BEGIN EXTRACTED DATA

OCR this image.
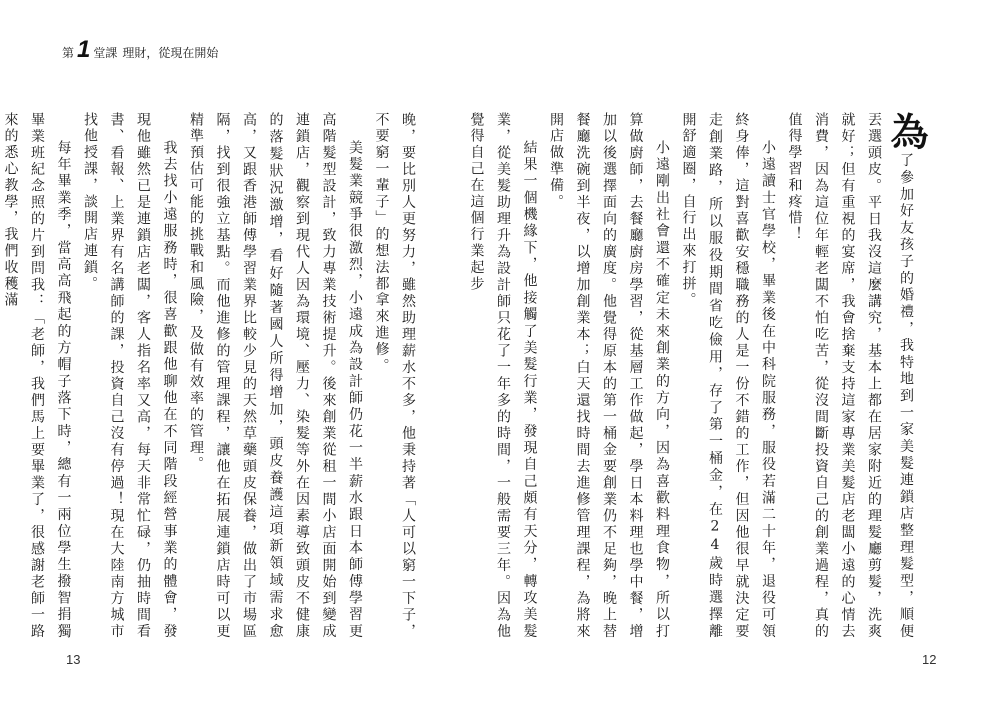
第 1 堂課 理財，從現在開始

晚，要比別人更努力，雖然助理薪水不多，他秉持著「人可以窮一下子，不要窮一輩子」的想法都拿來進修。

美髮業競爭很激烈，小遠成為設計師仍花一半薪水跟日本師傅學習更高階髮型設計，致力專業技術提升。後來創業從租一間小店面開始到變成連鎖店，觀察到現代人因為環境、壓力、染髮等外在因素導致頭皮不健康的落髮狀況激增，看好隨著國人所得增加，頭皮養護這項新領域需求愈高，又跟香港師傅學習業界比較少見的天然草藥頭皮保養，做出了市場區隔，找到很強立基點。而他進修的管理課程，讓他在拓展連鎖店時可以更精準預估可能的挑戰和風險，及做有效率的管理。

我去找小遠服務時，很喜歡跟他聊他在不同階段經營事業的體會，發現他雖然已是連鎖店老闆，客人指名率又高，每天非常忙碌，仍抽時間看書、看報、上業界有名講師的課，投資自己沒有停過！現在大陸南方城市找他授課，談開店連鎖。

每年畢業季，當高高飛起的方帽子落下時，總有一兩位學生撥智捐獨畢業班紀念照的片到問我：「老師，我們馬上要畢業了，很感謝老師一路來的悉心教學，我們收穫滿	為了參加好友孩子的婚禮，我特地到一家美髮連鎖店整理髮型，順便丟選頭皮。平日我沒這麼講究，基本上都在居家附近的理髮廳剪髮，洗爽就好；但有重視的宴席，我會捨棄支持這家專業美髮店老闆小遠的心情去消費，因為這位年輕老闆不怕吃苦，從沒間斷投資自己的創業過程，真的值得學習和疼惜！

小遠讀士官學校，畢業後在中科院服務，服役若滿二十年，退役可領終身俸，這對喜歡安穩職務的人是一份不錯的工作，但因他很早就決定要走創業路，所以服役期間省吃儉用，存了第一桶金，在24歲時選擇離開舒適圈，自行出來打拼。

小遠剛出社會還不確定未來創業的方向，因為喜歡料理食物，所以打算做廚師，去餐廳廚房學習，從基層工作做起，學日本料理也學中餐，增加以後選擇面向的廣度。他覺得原本的第一桶金要創業仍不足夠，晚上替餐廳洗碗到半夜，以增加創業本；白天還找時間去進修管理課程，為將來開店做準備。

結果一個機緣下，他接觸了美髮行業，發現自己頗有天分，轉攻美髮業，從美髮助理升為設計師只花了一年多的時間，一般需要三年。因為他覺得自己在這個行業起步

13	12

END EXTRACTED DATA

> **SHORT TASK**:
Print the listing above in full, exactly as written. Omit any pictures.

> **RESPONSE TO THIS TASK**:
OCR this image.
第 1 堂課 理財，從現在開始

晚，要比別人更努力，雖然助理薪水不多，他秉持著「人可以窮一下子，不要窮一輩子」的想法都拿來進修。

美髮業競爭很激烈，小遠成為設計師仍花一半薪水跟日本師傅學習更高階髮型設計，致力專業技術提升。後來創業從租一間小店面開始到變成連鎖店，觀察到現代人因為環境、壓力、染髮等外在因素導致頭皮不健康的落髮狀況激增，看好隨著國人所得增加，頭皮養護這項新領域需求愈高，又跟香港師傅學習業界比較少見的天然草藥頭皮保養，做出了市場區隔，找到很強立基點。而他進修的管理課程，讓他在拓展連鎖店時可以更精準預估可能的挑戰和風險，及做有效率的管理。

我去找小遠服務時，很喜歡跟他聊他在不同階段經營事業的體會，發現他雖然已是連鎖店老闆，客人指名率又高，每天非常忙碌，仍抽時間看書、看報、上業界有名講師的課，投資自己沒有停過！現在大陸南方城市找他授課，談開店連鎖。

每年畢業季，當高高飛起的方帽子落下時，總有一兩位學生撥智捐獨畢業班紀念照的片到問我：「老師，我們馬上要畢業了，很感謝老師一路來的悉心教學，我們收穫滿	為了參加好友孩子的婚禮，我特地到一家美髮連鎖店整理髮型，順便丟選頭皮。平日我沒這麼講究，基本上都在居家附近的理髮廳剪髮，洗爽就好；但有重視的宴席，我會捨棄支持這家專業美髮店老闆小遠的心情去消費，因為這位年輕老闆不怕吃苦，從沒間斷投資自己的創業過程，真的值得學習和疼惜！

小遠讀士官學校，畢業後在中科院服務，服役若滿二十年，退役可領終身俸，這對喜歡安穩職務的人是一份不錯的工作，但因他很早就決定要走創業路，所以服役期間省吃儉用，存了第一桶金，在24歲時選擇離開舒適圈，自行出來打拼。

小遠剛出社會還不確定未來創業的方向，因為喜歡料理食物，所以打算做廚師，去餐廳廚房學習，從基層工作做起，學日本料理也學中餐，增加以後選擇面向的廣度。他覺得原本的第一桶金要創業仍不足夠，晚上替餐廳洗碗到半夜，以增加創業本；白天還找時間去進修管理課程，為將來開店做準備。

結果一個機緣下，他接觸了美髮行業，發現自己頗有天分，轉攻美髮業，從美髮助理升為設計師只花了一年多的時間，一般需要三年。因為他覺得自己在這個行業起步

13	12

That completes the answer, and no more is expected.